** START ENTRIES SUPPLIED **
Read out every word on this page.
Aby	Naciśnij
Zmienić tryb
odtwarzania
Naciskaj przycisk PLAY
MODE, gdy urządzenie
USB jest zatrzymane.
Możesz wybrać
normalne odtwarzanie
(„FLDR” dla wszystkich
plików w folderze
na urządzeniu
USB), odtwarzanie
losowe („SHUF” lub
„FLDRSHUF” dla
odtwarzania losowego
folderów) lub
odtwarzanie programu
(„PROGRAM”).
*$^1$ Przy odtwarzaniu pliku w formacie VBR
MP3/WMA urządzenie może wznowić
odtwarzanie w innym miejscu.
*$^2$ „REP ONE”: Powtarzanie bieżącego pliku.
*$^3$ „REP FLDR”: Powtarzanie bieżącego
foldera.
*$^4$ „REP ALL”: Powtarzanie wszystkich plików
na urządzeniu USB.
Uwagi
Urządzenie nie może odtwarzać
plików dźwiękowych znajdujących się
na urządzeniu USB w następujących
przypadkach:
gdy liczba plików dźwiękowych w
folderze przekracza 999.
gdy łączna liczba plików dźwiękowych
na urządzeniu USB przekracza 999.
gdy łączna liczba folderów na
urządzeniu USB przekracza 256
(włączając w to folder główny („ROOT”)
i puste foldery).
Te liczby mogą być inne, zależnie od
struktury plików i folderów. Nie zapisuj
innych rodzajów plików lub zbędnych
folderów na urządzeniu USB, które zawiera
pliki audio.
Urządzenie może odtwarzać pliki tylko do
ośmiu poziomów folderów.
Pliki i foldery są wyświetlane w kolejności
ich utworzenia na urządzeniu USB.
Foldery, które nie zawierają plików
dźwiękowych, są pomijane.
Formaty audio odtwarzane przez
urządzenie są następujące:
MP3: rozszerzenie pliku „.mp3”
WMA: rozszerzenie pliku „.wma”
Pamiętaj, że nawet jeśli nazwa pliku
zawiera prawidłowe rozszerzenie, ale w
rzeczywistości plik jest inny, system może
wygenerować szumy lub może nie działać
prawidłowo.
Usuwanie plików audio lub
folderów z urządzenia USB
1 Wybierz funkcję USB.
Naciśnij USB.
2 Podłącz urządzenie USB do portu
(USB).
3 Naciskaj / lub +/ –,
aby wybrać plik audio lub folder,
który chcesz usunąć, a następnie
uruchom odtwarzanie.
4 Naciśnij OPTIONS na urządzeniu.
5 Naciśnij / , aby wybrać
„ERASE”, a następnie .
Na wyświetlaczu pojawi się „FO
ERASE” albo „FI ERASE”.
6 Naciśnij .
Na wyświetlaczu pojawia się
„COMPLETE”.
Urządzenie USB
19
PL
** END ENTRIES SUPPLIED **
[INSTRUCTION]
Only the number is wanted: how many lines above include the word "wybrać"?

[FINAL ANSWER]
3